▶ Directions:
Search the data for the string "light" and gather each line it is in.

________________________________________

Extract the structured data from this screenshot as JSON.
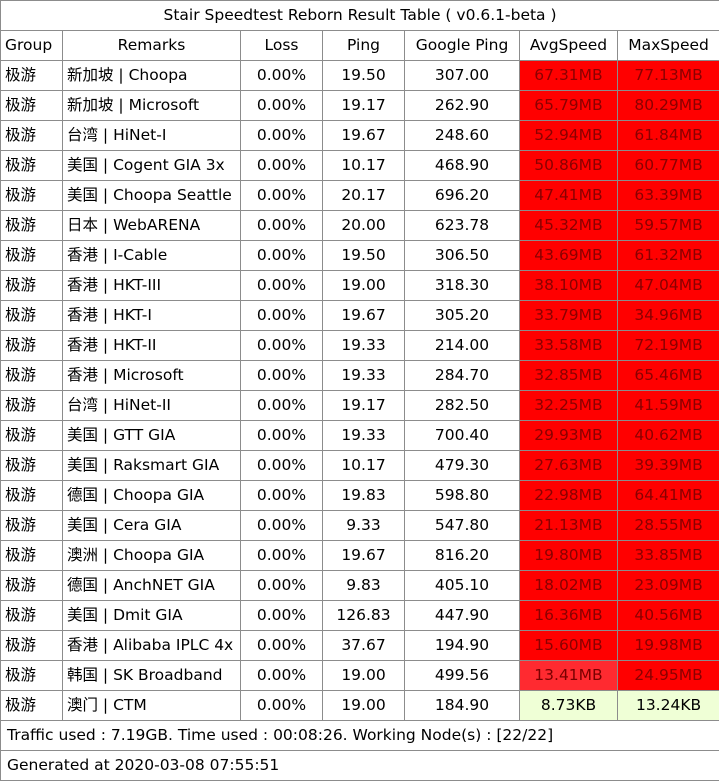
{
  "title": "Stair Speedtest Reborn Result Table ( v0.6.1-beta )",
  "headers": [
    "Group",
    "Remarks",
    "Loss",
    "Ping",
    "Google Ping",
    "AvgSpeed",
    "MaxSpeed"
  ],
  "rows": [
    {
      "group": "极游",
      "remarks": "新加坡 | Choopa",
      "loss": "0.00%",
      "ping": "19.50",
      "google_ping": "307.00",
      "avg": "67.31MB",
      "max": "77.13MB",
      "avg_level": "red",
      "max_level": "red"
    },
    {
      "group": "极游",
      "remarks": "新加坡 | Microsoft",
      "loss": "0.00%",
      "ping": "19.17",
      "google_ping": "262.90",
      "avg": "65.79MB",
      "max": "80.29MB",
      "avg_level": "red",
      "max_level": "red"
    },
    {
      "group": "极游",
      "remarks": "台湾 | HiNet-I",
      "loss": "0.00%",
      "ping": "19.67",
      "google_ping": "248.60",
      "avg": "52.94MB",
      "max": "61.84MB",
      "avg_level": "red",
      "max_level": "red"
    },
    {
      "group": "极游",
      "remarks": "美国 | Cogent GIA 3x",
      "loss": "0.00%",
      "ping": "10.17",
      "google_ping": "468.90",
      "avg": "50.86MB",
      "max": "60.77MB",
      "avg_level": "red",
      "max_level": "red"
    },
    {
      "group": "极游",
      "remarks": "美国 | Choopa Seattle",
      "loss": "0.00%",
      "ping": "20.17",
      "google_ping": "696.20",
      "avg": "47.41MB",
      "max": "63.39MB",
      "avg_level": "red",
      "max_level": "red"
    },
    {
      "group": "极游",
      "remarks": "日本 | WebARENA",
      "loss": "0.00%",
      "ping": "20.00",
      "google_ping": "623.78",
      "avg": "45.32MB",
      "max": "59.57MB",
      "avg_level": "red",
      "max_level": "red"
    },
    {
      "group": "极游",
      "remarks": "香港 | I-Cable",
      "loss": "0.00%",
      "ping": "19.50",
      "google_ping": "306.50",
      "avg": "43.69MB",
      "max": "61.32MB",
      "avg_level": "red",
      "max_level": "red"
    },
    {
      "group": "极游",
      "remarks": "香港 | HKT-III",
      "loss": "0.00%",
      "ping": "19.00",
      "google_ping": "318.30",
      "avg": "38.10MB",
      "max": "47.04MB",
      "avg_level": "red",
      "max_level": "red"
    },
    {
      "group": "极游",
      "remarks": "香港 | HKT-I",
      "loss": "0.00%",
      "ping": "19.67",
      "google_ping": "305.20",
      "avg": "33.79MB",
      "max": "34.96MB",
      "avg_level": "red",
      "max_level": "red"
    },
    {
      "group": "极游",
      "remarks": "香港 | HKT-II",
      "loss": "0.00%",
      "ping": "19.33",
      "google_ping": "214.00",
      "avg": "33.58MB",
      "max": "72.19MB",
      "avg_level": "red",
      "max_level": "red"
    },
    {
      "group": "极游",
      "remarks": "香港 | Microsoft",
      "loss": "0.00%",
      "ping": "19.33",
      "google_ping": "284.70",
      "avg": "32.85MB",
      "max": "65.46MB",
      "avg_level": "red",
      "max_level": "red"
    },
    {
      "group": "极游",
      "remarks": "台湾 | HiNet-II",
      "loss": "0.00%",
      "ping": "19.17",
      "google_ping": "282.50",
      "avg": "32.25MB",
      "max": "41.59MB",
      "avg_level": "red",
      "max_level": "red"
    },
    {
      "group": "极游",
      "remarks": "美国 | GTT GIA",
      "loss": "0.00%",
      "ping": "19.33",
      "google_ping": "700.40",
      "avg": "29.93MB",
      "max": "40.62MB",
      "avg_level": "red",
      "max_level": "red"
    },
    {
      "group": "极游",
      "remarks": "美国 | Raksmart GIA",
      "loss": "0.00%",
      "ping": "10.17",
      "google_ping": "479.30",
      "avg": "27.63MB",
      "max": "39.39MB",
      "avg_level": "red",
      "max_level": "red"
    },
    {
      "group": "极游",
      "remarks": "德国 | Choopa GIA",
      "loss": "0.00%",
      "ping": "19.83",
      "google_ping": "598.80",
      "avg": "22.98MB",
      "max": "64.41MB",
      "avg_level": "red",
      "max_level": "red"
    },
    {
      "group": "极游",
      "remarks": "美国 | Cera GIA",
      "loss": "0.00%",
      "ping": "9.33",
      "google_ping": "547.80",
      "avg": "21.13MB",
      "max": "28.55MB",
      "avg_level": "red",
      "max_level": "red"
    },
    {
      "group": "极游",
      "remarks": "澳洲 | Choopa GIA",
      "loss": "0.00%",
      "ping": "19.67",
      "google_ping": "816.20",
      "avg": "19.80MB",
      "max": "33.85MB",
      "avg_level": "red",
      "max_level": "red"
    },
    {
      "group": "极游",
      "remarks": "德国 | AnchNET GIA",
      "loss": "0.00%",
      "ping": "9.83",
      "google_ping": "405.10",
      "avg": "18.02MB",
      "max": "23.09MB",
      "avg_level": "red",
      "max_level": "red"
    },
    {
      "group": "极游",
      "remarks": "美国 | Dmit GIA",
      "loss": "0.00%",
      "ping": "126.83",
      "google_ping": "447.90",
      "avg": "16.36MB",
      "max": "40.56MB",
      "avg_level": "red",
      "max_level": "red"
    },
    {
      "group": "极游",
      "remarks": "香港 | Alibaba IPLC 4x",
      "loss": "0.00%",
      "ping": "37.67",
      "google_ping": "194.90",
      "avg": "15.60MB",
      "max": "19.98MB",
      "avg_level": "red",
      "max_level": "red"
    },
    {
      "group": "极游",
      "remarks": "韩国 | SK Broadband",
      "loss": "0.00%",
      "ping": "19.00",
      "google_ping": "499.56",
      "avg": "13.41MB",
      "max": "24.95MB",
      "avg_level": "pink",
      "max_level": "red"
    },
    {
      "group": "极游",
      "remarks": "澳门 | CTM",
      "loss": "0.00%",
      "ping": "19.00",
      "google_ping": "184.90",
      "avg": "8.73KB",
      "max": "13.24KB",
      "avg_level": "light",
      "max_level": "light"
    }
  ],
  "footer": {
    "traffic": "Traffic used : 7.19GB. Time used : 00:08:26. Working Node(s) : [22/22]",
    "generated": "Generated at 2020-03-08 07:55:51"
  },
  "colors": {
    "red": "#ff0000",
    "pink": "#ff2a30",
    "light": "#efffd6",
    "border": "#8c8c8c"
  }
}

________________________________________

▶ Solution below:
      "avg_level": "light",
      "max_level": "light"
    "light": "#efffd6",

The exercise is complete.